(Extracts from a graphics dataset)
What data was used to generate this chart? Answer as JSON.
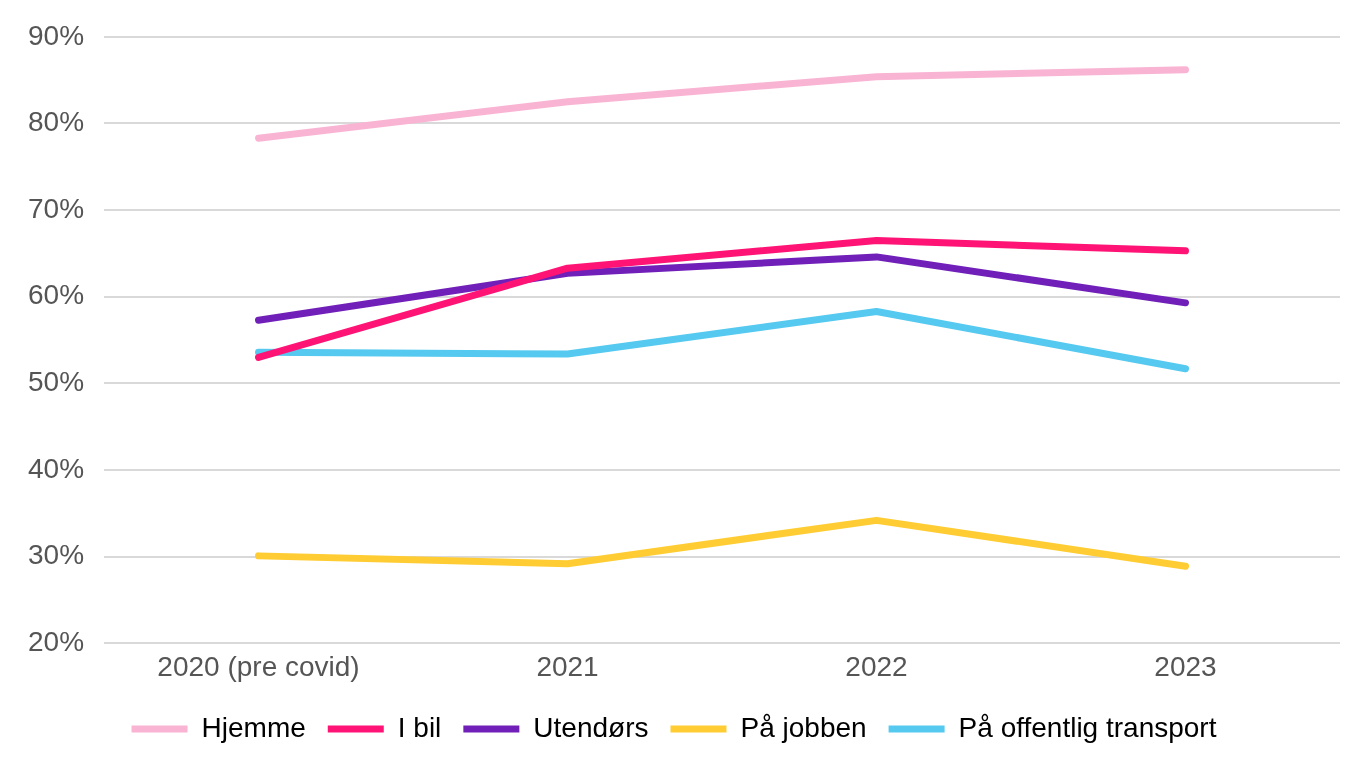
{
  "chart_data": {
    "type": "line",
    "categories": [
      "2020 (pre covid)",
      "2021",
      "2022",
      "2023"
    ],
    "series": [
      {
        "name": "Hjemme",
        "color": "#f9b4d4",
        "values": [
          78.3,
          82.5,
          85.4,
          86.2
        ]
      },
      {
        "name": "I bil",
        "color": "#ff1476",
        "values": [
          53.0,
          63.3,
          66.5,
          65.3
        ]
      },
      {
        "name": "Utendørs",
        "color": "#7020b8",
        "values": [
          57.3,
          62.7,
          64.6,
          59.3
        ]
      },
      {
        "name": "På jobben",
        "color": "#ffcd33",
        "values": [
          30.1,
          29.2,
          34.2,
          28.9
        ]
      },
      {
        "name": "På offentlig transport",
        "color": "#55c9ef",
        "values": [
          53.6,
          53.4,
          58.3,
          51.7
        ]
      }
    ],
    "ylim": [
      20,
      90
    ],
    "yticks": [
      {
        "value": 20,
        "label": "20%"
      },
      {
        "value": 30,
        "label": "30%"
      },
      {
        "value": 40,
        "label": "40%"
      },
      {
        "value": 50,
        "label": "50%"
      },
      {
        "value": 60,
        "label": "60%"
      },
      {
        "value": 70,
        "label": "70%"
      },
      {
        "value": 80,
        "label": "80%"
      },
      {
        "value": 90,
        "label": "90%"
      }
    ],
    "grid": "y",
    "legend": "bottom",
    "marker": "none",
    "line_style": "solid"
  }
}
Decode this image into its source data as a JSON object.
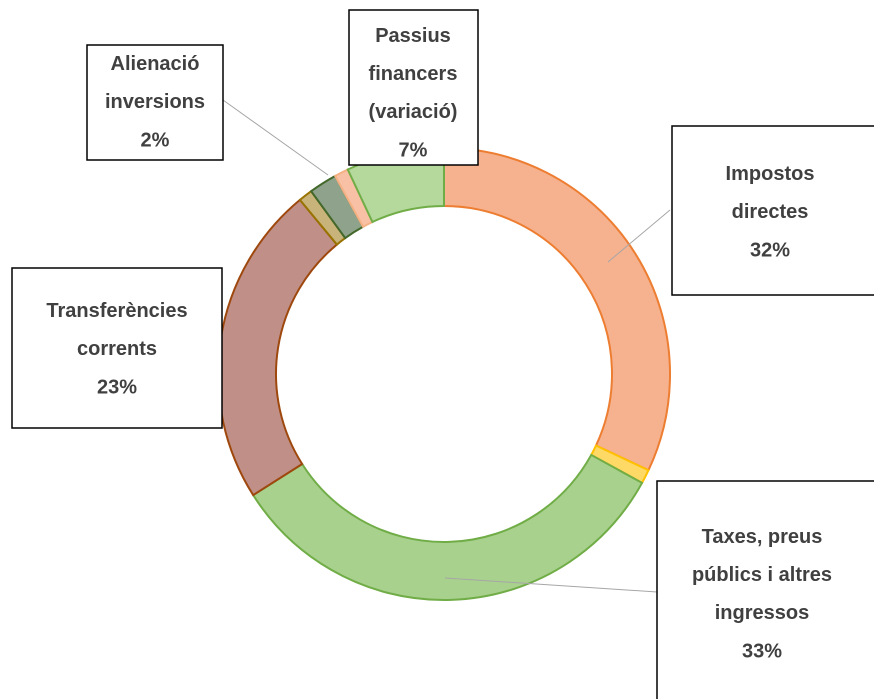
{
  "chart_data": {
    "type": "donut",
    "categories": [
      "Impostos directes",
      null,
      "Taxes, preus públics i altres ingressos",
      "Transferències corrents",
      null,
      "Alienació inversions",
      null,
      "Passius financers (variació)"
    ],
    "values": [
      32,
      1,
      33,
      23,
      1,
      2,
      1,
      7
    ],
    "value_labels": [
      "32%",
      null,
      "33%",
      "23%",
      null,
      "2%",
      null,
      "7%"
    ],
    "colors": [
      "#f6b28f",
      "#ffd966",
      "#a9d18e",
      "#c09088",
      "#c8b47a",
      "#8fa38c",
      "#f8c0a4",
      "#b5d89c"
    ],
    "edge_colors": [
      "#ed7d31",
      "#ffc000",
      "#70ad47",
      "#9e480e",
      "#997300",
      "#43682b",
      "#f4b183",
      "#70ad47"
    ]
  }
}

• **Given task**
Transcribe all of the records above character for character. Exclude the pictures.

• **Task answer**
What data was used to generate this chart? Answer as JSON.
{
  "chart_data": {
    "type": "line",
    "categories": [
      "2020 (pre covid)",
      "2021",
      "2022",
      "2023"
    ],
    "series": [
      {
        "name": "Hjemme",
        "color": "#f9b4d4",
        "values": [
          78.3,
          82.5,
          85.4,
          86.2
        ]
      },
      {
        "name": "I bil",
        "color": "#ff1476",
        "values": [
          53.0,
          63.3,
          66.5,
          65.3
        ]
      },
      {
        "name": "Utendørs",
        "color": "#7020b8",
        "values": [
          57.3,
          62.7,
          64.6,
          59.3
        ]
      },
      {
        "name": "På jobben",
        "color": "#ffcd33",
        "values": [
          30.1,
          29.2,
          34.2,
          28.9
        ]
      },
      {
        "name": "På offentlig transport",
        "color": "#55c9ef",
        "values": [
          53.6,
          53.4,
          58.3,
          51.7
        ]
      }
    ],
    "ylim": [
      20,
      90
    ],
    "yticks": [
      {
        "value": 20,
        "label": "20%"
      },
      {
        "value": 30,
        "label": "30%"
      },
      {
        "value": 40,
        "label": "40%"
      },
      {
        "value": 50,
        "label": "50%"
      },
      {
        "value": 60,
        "label": "60%"
      },
      {
        "value": 70,
        "label": "70%"
      },
      {
        "value": 80,
        "label": "80%"
      },
      {
        "value": 90,
        "label": "90%"
      }
    ],
    "grid": "y",
    "legend": "bottom",
    "marker": "none",
    "line_style": "solid"
  }
}
Decode this image into its source data as a JSON object.
{
  "chart_data": {
    "type": "donut",
    "categories": [
      "Impostos directes",
      null,
      "Taxes, preus públics i altres ingressos",
      "Transferències corrents",
      null,
      "Alienació inversions",
      null,
      "Passius financers (variació)"
    ],
    "values": [
      32,
      1,
      33,
      23,
      1,
      2,
      1,
      7
    ],
    "value_labels": [
      "32%",
      null,
      "33%",
      "23%",
      null,
      "2%",
      null,
      "7%"
    ],
    "colors": [
      "#f6b28f",
      "#ffd966",
      "#a9d18e",
      "#c09088",
      "#c8b47a",
      "#8fa38c",
      "#f8c0a4",
      "#b5d89c"
    ],
    "edge_colors": [
      "#ed7d31",
      "#ffc000",
      "#70ad47",
      "#9e480e",
      "#997300",
      "#43682b",
      "#f4b183",
      "#70ad47"
    ]
  }
}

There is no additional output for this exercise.